What to work on: Every line that includes the word "Raidissant" is to be listed.

....................

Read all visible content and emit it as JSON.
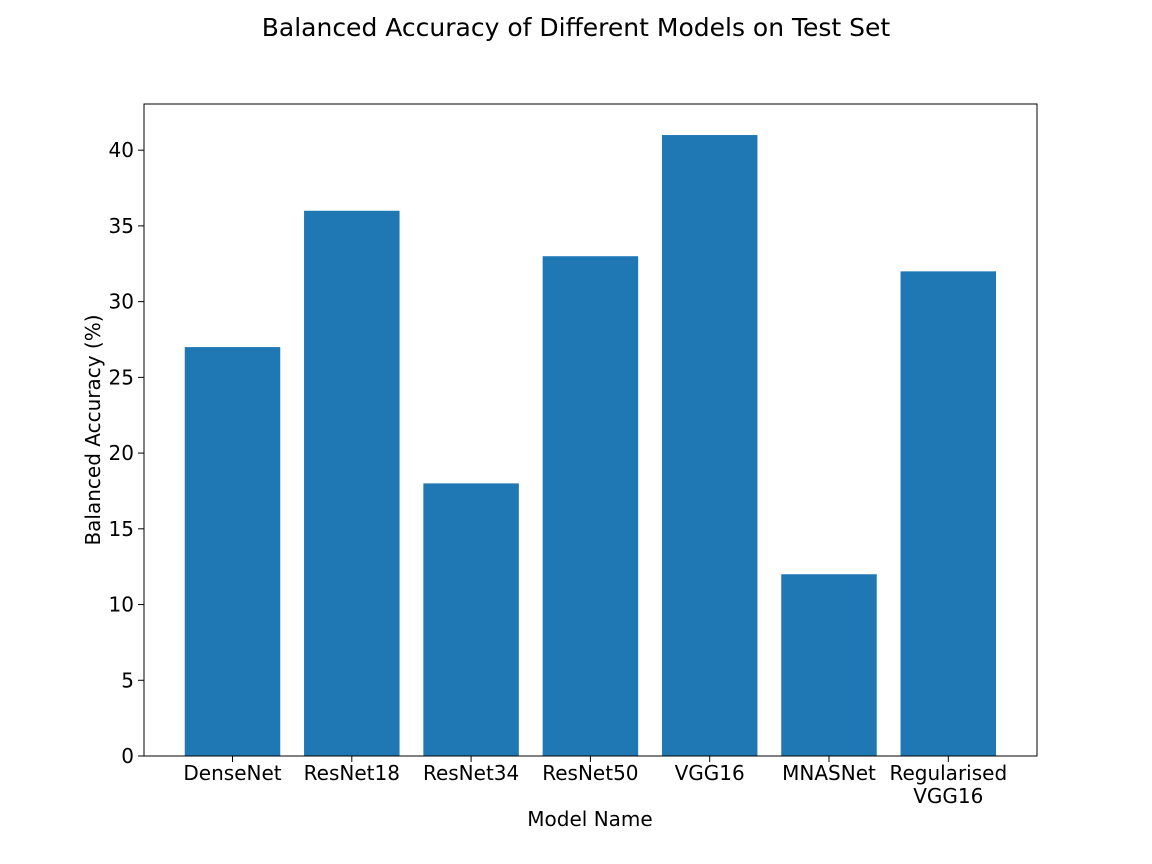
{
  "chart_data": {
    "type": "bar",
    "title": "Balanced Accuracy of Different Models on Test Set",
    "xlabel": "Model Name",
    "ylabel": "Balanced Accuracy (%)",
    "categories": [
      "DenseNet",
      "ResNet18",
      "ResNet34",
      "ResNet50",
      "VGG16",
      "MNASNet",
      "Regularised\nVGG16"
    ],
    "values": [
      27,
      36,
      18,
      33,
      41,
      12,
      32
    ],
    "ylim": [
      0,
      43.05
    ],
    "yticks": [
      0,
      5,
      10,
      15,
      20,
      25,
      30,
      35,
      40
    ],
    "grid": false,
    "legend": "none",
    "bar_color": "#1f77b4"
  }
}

....................

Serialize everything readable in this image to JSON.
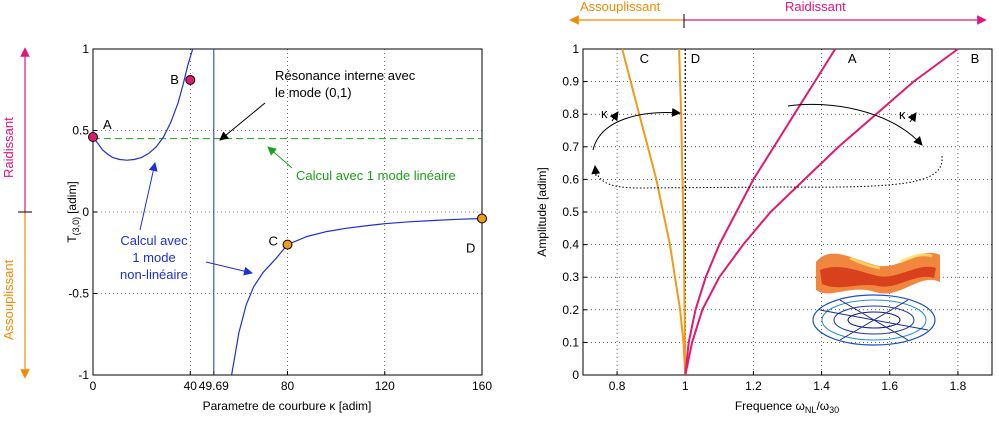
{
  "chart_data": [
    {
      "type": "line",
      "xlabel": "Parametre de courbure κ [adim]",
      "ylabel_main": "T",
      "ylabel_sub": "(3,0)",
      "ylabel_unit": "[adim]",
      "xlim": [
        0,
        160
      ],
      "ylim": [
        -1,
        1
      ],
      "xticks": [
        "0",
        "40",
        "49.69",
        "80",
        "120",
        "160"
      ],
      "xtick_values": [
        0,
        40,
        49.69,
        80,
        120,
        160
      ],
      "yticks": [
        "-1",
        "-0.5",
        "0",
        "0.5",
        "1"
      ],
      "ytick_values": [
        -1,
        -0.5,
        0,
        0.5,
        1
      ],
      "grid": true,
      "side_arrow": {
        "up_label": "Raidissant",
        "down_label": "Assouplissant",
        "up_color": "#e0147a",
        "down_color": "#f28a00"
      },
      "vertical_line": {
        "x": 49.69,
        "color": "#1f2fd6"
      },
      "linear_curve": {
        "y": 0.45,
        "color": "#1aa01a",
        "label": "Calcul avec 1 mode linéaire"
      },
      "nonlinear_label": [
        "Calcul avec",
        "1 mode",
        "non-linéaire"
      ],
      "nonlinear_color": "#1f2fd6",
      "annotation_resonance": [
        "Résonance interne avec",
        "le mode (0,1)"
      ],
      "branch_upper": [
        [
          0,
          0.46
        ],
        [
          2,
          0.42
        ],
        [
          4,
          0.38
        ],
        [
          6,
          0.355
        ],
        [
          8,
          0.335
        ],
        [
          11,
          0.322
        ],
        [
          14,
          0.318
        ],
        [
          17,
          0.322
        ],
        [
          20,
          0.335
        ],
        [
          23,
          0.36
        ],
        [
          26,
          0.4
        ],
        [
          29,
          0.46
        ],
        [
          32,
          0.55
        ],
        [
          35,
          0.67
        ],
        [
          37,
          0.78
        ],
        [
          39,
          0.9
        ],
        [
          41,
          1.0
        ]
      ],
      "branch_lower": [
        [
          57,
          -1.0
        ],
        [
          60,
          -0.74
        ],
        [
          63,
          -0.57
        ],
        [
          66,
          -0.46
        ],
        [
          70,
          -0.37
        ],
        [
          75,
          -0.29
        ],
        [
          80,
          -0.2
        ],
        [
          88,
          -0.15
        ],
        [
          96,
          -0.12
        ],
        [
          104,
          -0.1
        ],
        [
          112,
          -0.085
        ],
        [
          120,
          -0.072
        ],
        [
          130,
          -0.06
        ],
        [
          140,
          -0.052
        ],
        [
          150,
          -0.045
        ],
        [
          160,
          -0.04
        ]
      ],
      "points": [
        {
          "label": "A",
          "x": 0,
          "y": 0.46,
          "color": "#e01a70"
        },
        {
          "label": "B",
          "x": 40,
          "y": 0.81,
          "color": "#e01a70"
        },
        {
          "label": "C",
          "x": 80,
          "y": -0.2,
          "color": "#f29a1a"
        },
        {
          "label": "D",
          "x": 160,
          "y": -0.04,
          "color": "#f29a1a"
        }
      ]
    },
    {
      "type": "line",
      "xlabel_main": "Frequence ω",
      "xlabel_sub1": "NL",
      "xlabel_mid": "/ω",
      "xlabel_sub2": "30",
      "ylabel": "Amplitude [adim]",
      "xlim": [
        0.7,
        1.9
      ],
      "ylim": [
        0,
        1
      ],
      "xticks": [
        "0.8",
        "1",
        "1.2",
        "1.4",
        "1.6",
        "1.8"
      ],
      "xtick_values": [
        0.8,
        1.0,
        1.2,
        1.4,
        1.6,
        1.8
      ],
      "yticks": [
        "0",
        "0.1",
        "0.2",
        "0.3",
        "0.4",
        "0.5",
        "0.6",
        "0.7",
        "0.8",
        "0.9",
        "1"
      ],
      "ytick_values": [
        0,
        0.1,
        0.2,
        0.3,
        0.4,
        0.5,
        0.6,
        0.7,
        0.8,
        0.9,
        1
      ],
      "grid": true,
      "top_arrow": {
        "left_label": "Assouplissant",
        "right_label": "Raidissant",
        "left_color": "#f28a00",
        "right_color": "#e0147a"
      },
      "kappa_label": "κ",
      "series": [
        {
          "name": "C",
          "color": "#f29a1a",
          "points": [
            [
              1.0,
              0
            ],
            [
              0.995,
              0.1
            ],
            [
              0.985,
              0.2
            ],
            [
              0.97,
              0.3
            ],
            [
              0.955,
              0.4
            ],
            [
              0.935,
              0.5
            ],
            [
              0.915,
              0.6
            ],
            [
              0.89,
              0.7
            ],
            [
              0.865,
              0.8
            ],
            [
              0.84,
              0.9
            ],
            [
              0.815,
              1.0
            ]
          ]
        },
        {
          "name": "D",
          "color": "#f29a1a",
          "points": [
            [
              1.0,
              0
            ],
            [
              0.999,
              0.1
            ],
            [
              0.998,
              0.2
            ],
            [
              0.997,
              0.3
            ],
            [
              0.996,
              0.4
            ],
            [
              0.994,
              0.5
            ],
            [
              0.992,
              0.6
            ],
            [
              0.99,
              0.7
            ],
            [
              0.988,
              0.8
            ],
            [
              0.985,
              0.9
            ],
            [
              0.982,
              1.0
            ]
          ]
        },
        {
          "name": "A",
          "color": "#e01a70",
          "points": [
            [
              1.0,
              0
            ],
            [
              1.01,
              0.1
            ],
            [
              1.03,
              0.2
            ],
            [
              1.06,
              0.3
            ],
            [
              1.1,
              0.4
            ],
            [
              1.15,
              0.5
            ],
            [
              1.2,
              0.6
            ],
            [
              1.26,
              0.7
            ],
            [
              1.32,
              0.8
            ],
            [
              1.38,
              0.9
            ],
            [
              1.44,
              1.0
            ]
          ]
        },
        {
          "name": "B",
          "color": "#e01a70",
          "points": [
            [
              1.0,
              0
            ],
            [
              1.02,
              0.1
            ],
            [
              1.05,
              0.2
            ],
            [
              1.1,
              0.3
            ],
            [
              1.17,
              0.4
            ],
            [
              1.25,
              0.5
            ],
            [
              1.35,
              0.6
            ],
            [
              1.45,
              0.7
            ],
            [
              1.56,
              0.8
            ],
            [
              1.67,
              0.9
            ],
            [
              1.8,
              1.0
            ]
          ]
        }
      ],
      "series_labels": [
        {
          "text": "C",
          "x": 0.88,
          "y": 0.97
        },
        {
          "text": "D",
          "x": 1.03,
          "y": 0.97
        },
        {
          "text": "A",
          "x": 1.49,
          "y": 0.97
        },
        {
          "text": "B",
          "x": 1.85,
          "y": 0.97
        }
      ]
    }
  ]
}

....................

Full output:
        "up_label": "Raidissant",
        "right_label": "Raidissant",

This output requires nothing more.